#### THE TASK
Filter the records for lines holding the string "this".

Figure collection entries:
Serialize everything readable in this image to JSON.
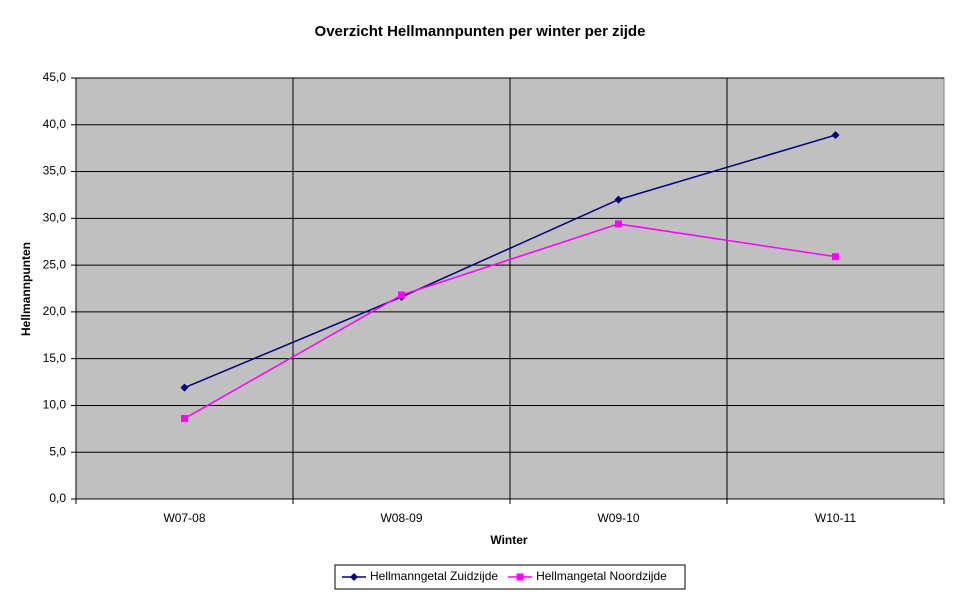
{
  "chart_data": {
    "type": "line",
    "title": "Overzicht Hellmannpunten per winter per zijde",
    "x_label": "Winter",
    "y_label": "Hellmannpunten",
    "categories": [
      "W07-08",
      "W08-09",
      "W09-10",
      "W10-11"
    ],
    "series": [
      {
        "name": "Hellmanngetal Zuidzijde",
        "color": "#000080",
        "marker": "diamond",
        "values": [
          11.9,
          21.6,
          32.0,
          38.9
        ]
      },
      {
        "name": "Hellmangetal Noordzijde",
        "color": "#ff00ff",
        "marker": "square",
        "values": [
          8.6,
          21.8,
          29.4,
          25.9
        ]
      }
    ],
    "ylim": [
      0,
      45
    ],
    "yticks": [
      {
        "value": 0,
        "label": "0,0"
      },
      {
        "value": 5,
        "label": "5,0"
      },
      {
        "value": 10,
        "label": "10,0"
      },
      {
        "value": 15,
        "label": "15,0"
      },
      {
        "value": 20,
        "label": "20,0"
      },
      {
        "value": 25,
        "label": "25,0"
      },
      {
        "value": 30,
        "label": "30,0"
      },
      {
        "value": 35,
        "label": "35,0"
      },
      {
        "value": 40,
        "label": "40,0"
      },
      {
        "value": 45,
        "label": "45,0"
      }
    ],
    "grid": true,
    "plot_background": "#c0c0c0",
    "legend": "bottom"
  }
}
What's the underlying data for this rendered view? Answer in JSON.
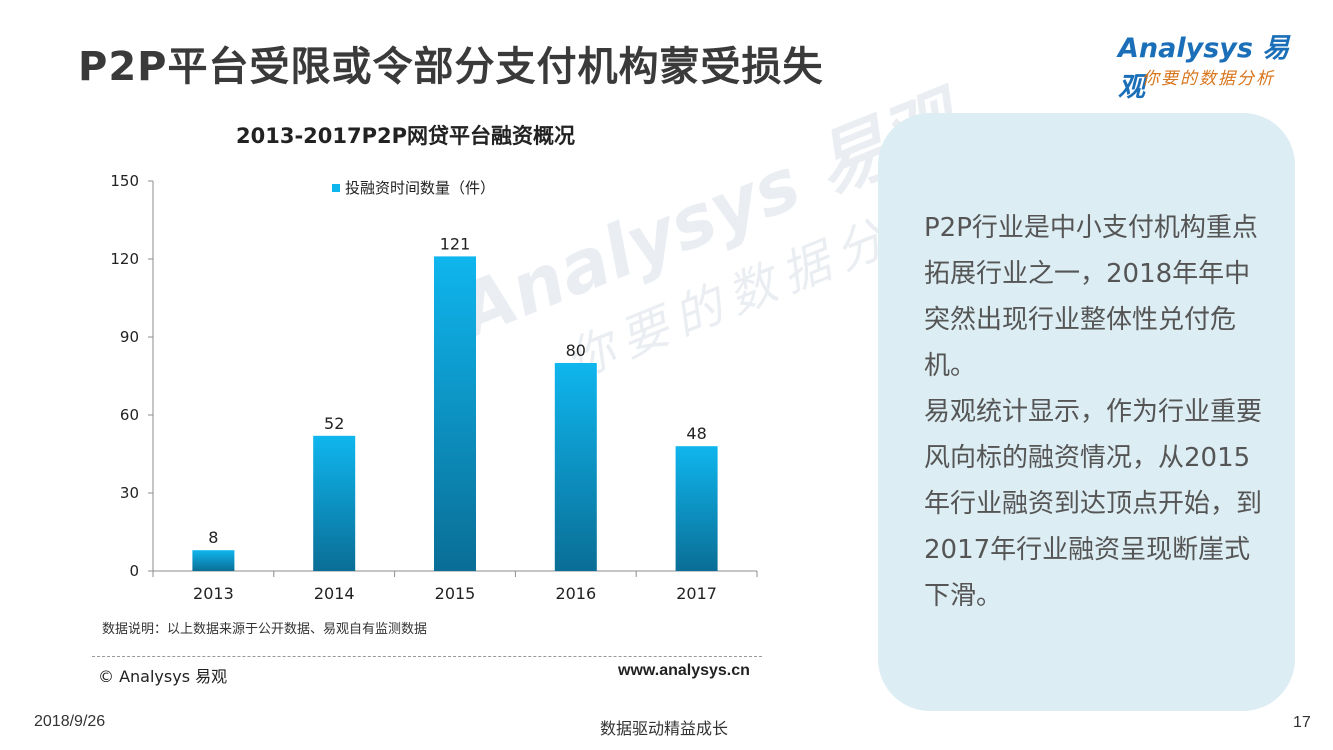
{
  "slide": {
    "title": "P2P平台受限或令部分支付机构蒙受损失",
    "logo_main": "Analysys 易观",
    "logo_sub": "你要的数据分析"
  },
  "watermark": {
    "main": "Analysys 易观",
    "sub": "你要的数据分析"
  },
  "chart_data": {
    "type": "bar",
    "title": "2013-2017P2P网贷平台融资概况",
    "categories": [
      "2013",
      "2014",
      "2015",
      "2016",
      "2017"
    ],
    "series": [
      {
        "name": "投融资时间数量（件）",
        "values": [
          8,
          52,
          121,
          80,
          48
        ]
      }
    ],
    "ylim": [
      0,
      150
    ],
    "yticks": [
      0,
      30,
      60,
      90,
      120,
      150
    ],
    "ytick_labels": [
      "0",
      "30",
      "60",
      "90",
      "120",
      "150"
    ],
    "grid": false,
    "legend_position": "top",
    "bar_color_top": "#0fb6ee",
    "bar_color_bottom": "#0a6e96"
  },
  "notes": {
    "data_note": "数据说明：以上数据来源于公开数据、易观自有监测数据",
    "copyright": "© Analysys 易观",
    "website": "www.analysys.cn"
  },
  "panel": {
    "background": "#dcedf3",
    "paragraph1": "P2P行业是中小支付机构重点拓展行业之一，2018年年中突然出现行业整体性兑付危机。",
    "paragraph2": "易观统计显示，作为行业重要风向标的融资情况，从2015年行业融资到达顶点开始，到2017年行业融资呈现断崖式下滑。"
  },
  "footer": {
    "date": "2018/9/26",
    "slogan": "数据驱动精益成长",
    "page_number": "17"
  }
}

#### EXERCISE RESULT
Serialize everything readable in this image to JSON.
What's the underlying data for this rendered view? Answer in JSON.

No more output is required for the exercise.